CONSIGNES:
• 1. Citez mot pour mot le passage de l'extrait sur les bandes originales de films qui s'ouvre sur les mots contenant « - Ennio Morricone » et se referme sur « au panthéon cinématographique. ».
• 2. Répondez à ces questions sur l'extrait sur les bandes originales de films :
(a) Quel réalisateur avait déjà adapté « The Wall » au cinéma ?
(b) À qui l'Oscar mentionné à propos de « Superfly » a-t-il été attribué ?
(c) Sans quelle voix l'auteur a-t-il du mal à concevoir une musique d'Ennio Morricone ?
• 3. Poursuivez l'extrait sur les bandes originales de films à partir de l'endroit où il s'arrête.

EXTRAIT À LIRE:

>>>>>

Pour ma part, je suis persuadé qu'en tout cinéphile il y a un mélomane (et vice et versa). Viscéralement, l'un ne peut pas aller sans l'autre. Ce qui a tout de même donné nombre de réussites dans le domaine depuis l'invention des frères Lumière. Or, comme je suis loin d'être aussi âgé, je ne saurais vous parler que de ce que je connais. Et pour le prouver, autant présenter quelques modèles du genre (c'est-à-dire, en même temps, un super film ET une super BO) qui m'ont largement marqué :
 - Peter Gabriel "Birdy" (1984) :
Peter Gabriel fut parmi les premiers à combiner instruments électroniques (le synthétiseur) et traditionnels (les percussions africaines) au sein de chansons pop. Le résultat est absolument détonant. Et puis, Alan Parker, c'est tout de même le type qui avait déjà adapté "The Wall" au cinéma, alors...
 - Serge Gainsbourg "Anna" (1967) :
"Roller girl", "Sous le soleil exactement", "Je n'avais qu'un seul mot à lui dire"... Un méga-clip vidéo dédié à la beauté de Karina (qui chante et danse, donc), ici magnifiée par le grand Serge : de quoi tomber amoureux fou, exactement.
 - Curtis Mayfield "Superfly" (1972) :
Black power ! Personnellement, et malgré l'Oscar pour Isaac Hayes, je le trouve nettement plus abouti que "Shaft" et nombre de ses succédanés (comparez ici). Définitivement, une réussite du genre par l'une des voix soul les plus vibrantes qui soient.
 - Ennio Morricone "Il était une fois la révolution" (1971) :
On peut pas imaginer un film de Sergio Leone sans la musique de Morricone. (De la même manière, il me paraît difficile de concevoir une musique d'Ennio Morricone sans la voix d'Edda dell'Orso.) Que ce soit "Le bon, la brute et le truand" ou "Il était une fois la révolution", chaque film du tandem mériterait une place au panthéon cinématographique.

<<<<<

LIGNES RÉPERTORIÉES:

>>>>>

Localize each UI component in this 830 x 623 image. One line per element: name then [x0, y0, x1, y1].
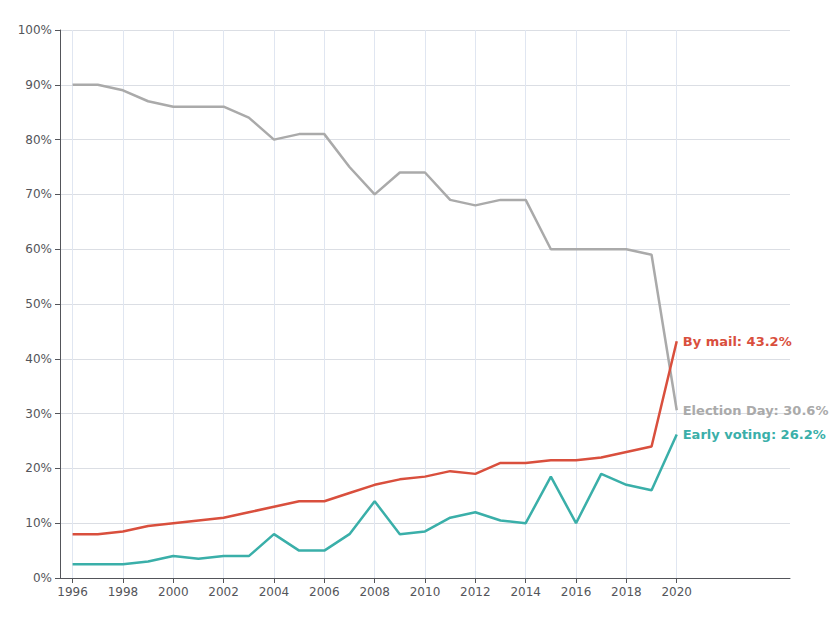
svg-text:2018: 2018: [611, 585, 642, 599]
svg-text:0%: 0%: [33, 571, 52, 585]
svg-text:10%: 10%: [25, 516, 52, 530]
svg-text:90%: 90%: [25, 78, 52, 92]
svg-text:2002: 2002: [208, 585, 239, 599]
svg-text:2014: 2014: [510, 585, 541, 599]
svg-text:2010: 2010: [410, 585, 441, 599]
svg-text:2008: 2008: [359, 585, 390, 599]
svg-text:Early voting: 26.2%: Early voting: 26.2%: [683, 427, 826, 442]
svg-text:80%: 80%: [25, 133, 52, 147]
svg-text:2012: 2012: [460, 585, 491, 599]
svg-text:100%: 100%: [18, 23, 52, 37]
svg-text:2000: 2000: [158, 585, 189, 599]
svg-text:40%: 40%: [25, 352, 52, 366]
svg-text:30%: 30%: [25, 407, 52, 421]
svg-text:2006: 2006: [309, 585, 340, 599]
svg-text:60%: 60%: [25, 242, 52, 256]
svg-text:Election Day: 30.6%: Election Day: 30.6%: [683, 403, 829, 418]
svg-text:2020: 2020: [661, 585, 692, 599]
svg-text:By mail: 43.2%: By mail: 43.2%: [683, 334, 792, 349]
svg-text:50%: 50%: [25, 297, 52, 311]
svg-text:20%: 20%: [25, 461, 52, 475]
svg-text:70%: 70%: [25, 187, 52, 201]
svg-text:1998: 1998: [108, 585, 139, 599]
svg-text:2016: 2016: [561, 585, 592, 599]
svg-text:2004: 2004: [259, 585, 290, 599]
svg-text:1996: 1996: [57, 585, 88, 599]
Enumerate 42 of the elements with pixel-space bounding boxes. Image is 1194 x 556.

<<<<<
>>>>>

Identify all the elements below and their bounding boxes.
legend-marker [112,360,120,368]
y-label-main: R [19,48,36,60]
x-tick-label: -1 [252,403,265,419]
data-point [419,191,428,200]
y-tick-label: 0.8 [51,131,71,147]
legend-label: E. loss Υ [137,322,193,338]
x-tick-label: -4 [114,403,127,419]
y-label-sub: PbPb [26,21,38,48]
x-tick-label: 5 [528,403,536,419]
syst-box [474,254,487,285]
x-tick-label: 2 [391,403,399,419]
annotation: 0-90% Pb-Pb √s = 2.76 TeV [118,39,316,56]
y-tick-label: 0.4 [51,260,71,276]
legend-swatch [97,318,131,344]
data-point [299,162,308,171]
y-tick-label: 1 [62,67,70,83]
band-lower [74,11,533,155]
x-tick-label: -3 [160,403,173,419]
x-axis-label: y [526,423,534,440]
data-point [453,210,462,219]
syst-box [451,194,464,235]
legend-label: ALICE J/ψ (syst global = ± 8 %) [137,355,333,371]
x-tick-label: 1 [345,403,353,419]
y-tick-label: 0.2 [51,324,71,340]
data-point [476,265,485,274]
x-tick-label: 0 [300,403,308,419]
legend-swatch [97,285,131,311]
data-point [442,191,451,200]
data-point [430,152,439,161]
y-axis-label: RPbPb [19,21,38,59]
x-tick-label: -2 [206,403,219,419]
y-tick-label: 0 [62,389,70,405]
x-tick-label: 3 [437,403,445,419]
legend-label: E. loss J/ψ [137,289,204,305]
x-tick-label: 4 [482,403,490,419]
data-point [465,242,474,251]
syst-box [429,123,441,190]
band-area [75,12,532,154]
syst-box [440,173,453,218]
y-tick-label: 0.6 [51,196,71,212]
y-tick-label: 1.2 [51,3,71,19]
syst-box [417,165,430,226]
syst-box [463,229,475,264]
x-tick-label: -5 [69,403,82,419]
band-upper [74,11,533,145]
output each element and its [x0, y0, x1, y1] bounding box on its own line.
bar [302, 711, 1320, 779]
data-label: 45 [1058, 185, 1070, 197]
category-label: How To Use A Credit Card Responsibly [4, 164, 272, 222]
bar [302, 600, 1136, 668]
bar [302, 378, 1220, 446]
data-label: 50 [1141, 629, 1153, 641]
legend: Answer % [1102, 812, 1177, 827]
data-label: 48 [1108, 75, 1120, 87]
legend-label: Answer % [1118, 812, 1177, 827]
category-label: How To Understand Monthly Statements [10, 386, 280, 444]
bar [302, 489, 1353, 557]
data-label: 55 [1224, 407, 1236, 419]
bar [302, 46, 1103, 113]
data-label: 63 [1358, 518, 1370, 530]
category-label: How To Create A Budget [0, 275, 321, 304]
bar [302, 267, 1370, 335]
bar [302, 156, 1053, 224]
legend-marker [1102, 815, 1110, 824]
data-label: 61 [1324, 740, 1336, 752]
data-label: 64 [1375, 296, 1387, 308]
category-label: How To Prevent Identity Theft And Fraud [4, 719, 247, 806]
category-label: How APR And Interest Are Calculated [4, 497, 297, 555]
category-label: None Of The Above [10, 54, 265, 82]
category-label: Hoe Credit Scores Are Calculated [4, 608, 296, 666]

<<<<<
>>>>>

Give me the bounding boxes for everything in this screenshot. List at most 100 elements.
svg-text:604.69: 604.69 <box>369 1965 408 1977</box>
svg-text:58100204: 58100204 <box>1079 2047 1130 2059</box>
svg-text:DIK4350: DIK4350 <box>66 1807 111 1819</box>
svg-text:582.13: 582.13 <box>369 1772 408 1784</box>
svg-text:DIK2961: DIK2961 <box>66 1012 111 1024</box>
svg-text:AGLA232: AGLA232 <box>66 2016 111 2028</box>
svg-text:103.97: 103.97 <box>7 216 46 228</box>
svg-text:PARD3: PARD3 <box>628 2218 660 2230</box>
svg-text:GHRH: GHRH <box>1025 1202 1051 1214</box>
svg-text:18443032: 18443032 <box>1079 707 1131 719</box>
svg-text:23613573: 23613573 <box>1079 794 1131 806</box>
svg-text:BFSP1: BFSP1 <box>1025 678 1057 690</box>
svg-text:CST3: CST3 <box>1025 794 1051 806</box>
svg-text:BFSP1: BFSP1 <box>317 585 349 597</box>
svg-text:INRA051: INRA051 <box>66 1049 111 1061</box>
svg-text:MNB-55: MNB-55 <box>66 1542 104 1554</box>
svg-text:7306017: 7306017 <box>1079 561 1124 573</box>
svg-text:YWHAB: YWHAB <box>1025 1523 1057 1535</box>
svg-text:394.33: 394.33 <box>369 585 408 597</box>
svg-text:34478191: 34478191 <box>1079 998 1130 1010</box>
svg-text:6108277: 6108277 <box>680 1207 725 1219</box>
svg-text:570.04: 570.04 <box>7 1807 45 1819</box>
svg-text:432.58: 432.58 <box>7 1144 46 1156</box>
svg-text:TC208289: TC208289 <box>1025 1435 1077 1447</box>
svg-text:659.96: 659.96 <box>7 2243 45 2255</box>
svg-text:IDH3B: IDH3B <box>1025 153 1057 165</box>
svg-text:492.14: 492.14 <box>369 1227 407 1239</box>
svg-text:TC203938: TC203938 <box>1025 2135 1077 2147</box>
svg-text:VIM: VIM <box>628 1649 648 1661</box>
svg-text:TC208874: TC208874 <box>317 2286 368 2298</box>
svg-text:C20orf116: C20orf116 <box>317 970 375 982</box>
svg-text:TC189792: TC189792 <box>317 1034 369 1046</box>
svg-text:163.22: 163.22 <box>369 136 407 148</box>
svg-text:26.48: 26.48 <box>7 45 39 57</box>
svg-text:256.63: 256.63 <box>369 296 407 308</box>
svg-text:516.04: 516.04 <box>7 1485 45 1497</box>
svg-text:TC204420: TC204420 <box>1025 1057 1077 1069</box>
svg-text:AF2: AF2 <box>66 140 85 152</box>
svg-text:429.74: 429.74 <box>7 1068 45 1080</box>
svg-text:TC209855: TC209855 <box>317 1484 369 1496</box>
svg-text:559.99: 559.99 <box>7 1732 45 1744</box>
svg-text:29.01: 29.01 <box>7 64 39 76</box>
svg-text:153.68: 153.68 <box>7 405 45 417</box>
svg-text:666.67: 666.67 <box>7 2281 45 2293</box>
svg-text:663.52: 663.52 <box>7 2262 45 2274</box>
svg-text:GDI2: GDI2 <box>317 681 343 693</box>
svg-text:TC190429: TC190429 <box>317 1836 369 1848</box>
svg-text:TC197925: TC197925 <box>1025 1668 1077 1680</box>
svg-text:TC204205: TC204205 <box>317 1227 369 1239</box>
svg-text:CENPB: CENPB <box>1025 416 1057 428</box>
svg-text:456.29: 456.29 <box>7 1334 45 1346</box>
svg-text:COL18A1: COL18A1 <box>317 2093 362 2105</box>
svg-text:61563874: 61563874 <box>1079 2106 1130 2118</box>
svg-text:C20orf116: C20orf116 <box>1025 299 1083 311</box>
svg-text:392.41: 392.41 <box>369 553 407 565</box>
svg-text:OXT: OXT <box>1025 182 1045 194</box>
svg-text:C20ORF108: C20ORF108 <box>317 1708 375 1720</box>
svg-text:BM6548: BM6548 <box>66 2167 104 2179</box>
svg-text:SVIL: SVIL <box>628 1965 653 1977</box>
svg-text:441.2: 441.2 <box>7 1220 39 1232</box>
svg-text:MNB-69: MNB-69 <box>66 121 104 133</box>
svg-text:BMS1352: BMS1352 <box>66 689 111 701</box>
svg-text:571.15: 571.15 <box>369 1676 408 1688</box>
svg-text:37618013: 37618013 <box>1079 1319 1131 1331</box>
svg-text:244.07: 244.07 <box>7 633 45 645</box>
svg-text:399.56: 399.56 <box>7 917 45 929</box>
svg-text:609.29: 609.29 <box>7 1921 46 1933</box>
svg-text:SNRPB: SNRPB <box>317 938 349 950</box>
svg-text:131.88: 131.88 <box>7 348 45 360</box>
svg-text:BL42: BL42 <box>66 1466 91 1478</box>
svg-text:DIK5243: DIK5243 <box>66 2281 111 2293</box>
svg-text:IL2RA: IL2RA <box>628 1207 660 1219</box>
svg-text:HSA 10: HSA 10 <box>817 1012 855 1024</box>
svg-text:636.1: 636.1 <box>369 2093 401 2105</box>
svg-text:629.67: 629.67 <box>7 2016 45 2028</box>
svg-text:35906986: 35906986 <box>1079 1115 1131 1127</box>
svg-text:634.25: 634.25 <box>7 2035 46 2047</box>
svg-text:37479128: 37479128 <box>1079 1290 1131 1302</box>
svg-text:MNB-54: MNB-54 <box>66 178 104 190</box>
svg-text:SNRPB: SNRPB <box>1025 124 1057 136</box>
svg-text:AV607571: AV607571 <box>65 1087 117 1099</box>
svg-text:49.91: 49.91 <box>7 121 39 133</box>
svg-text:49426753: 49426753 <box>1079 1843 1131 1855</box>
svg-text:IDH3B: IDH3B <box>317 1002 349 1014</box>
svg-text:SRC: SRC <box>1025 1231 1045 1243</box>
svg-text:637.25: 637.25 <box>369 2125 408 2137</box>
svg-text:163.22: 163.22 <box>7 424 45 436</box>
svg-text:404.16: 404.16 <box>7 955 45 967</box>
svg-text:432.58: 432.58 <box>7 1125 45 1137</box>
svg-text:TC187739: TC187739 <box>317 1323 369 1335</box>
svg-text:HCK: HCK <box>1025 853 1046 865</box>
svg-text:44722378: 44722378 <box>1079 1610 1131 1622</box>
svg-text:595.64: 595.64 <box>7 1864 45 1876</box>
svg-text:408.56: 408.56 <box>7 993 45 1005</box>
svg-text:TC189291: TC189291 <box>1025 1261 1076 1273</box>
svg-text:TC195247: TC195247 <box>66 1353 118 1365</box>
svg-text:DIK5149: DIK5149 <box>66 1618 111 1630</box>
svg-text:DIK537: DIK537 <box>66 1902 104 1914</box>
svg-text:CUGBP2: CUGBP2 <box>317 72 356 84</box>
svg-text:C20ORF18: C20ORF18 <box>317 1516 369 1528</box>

<<<<<

RÉPONSES PAR CONSIGNE:
• 1.
- Ennio Morricone "Il était une fois la révolution" (1971) :
On peut pas imaginer un film de Sergio Leone sans la musique de Morricone. (De la même manière, il me paraît difficile de concevoir une musique d'Ennio Morricone sans la voix d'Edda dell'Orso.) Que ce soit "Le bon, la brute et le truand" ou "Il était une fois la révolution", chaque film du tandem mériterait une place au panthéon cinématographique.

• 2.
(a) Alan Parker
(b) Isaac Hayes
(c) Celle d'Edda dell'Orso

• 3.
- Osanna "Milano calibro 9" (1972) :
Un film et une BO qui auront marqué beaucoup de (beau) monde, c'est le moins que l'on puisse dire : Tarantino cite ce giallo comme un chef-d'œuvre absolu et DJ Shadow sample l'intro d'un morceau pour son album "Endtroducing".
 - Popol Vuh "Aguirre" (1972) :
Il y a dans "Aguirre, la colère de Dieu" cette séquence d'ouverture magnifique, inoubliable : du haut d'une montagne, à moitié cachée par les nuages, nous voyons descendre, minuscules, des dizaines d'hommes, tous droit sortis d'un temps reculé, comme suspendu... Tels un Dieu observant les humains, nous croyons même entendre chanter les anges... (Je dois confesser ici écouter religieusement cette BO chaque soir - ou peu s'en faut - avant de m'endormir.) Par la suite, Werner Herzog fera de nouveau appel à son groupe fétiche, Popol Vuh, pour ses autres chefs-d'œuvres que sont "Fitzcarraldo", "Nosferatu, fantôme de la nuit", "Cœur de verre"...
 - Various "Pulp Fiction" (1994) :
J'ai lu quelque part que Tarantino, avant même d'écrire une seule ligne de scénario, recherchait d'abord les chansons dont il allait s'inspirer pour définir le ton de chaque scène, ou ses personnages. "Pulp Fiction" est, à mon goût, le seul résultat réellement réussi d'un bout à l'autre de ce processus créatif. Petite piqûre de rappel :
1.  Pumpkin And Honey Bunny (dialogue)/MISIRLOU (02:27)
MISIRLOU performed by Dick Dale & His Del-Tones
2.  Royale With Cheese (dialogue) (01:42)
3.  JUNGLE BOOGIE (03:05)
Performed by Kool & The Gang
4.  LET'S STAY TOGETHER (03:15)
Performed by Al Green
5.  BUSTIN' SURFBOARDS (02:26)
Performed by the Tornadoes
6.  LONESOME TOWN (02:13)
Performed by Ricky Nelson
7.  SON OF A PREACHER MAN (02:25)
Performed by Dusty Springfield
8.  Zed's Dead, Baby (dialogue)/BULLWINKLE PART II (02:39)
BULLWINKLE PART II performed by The Centurians
9.  Jack Rabbit Slims Twist Contest (dialogue)/YOU NEVER CAN TELL (03:12)
YOU NEVER CAN TELL performed by Chuck Berry
10.  GIRL, YOU'LL BE A WOMAN SOON (03:09)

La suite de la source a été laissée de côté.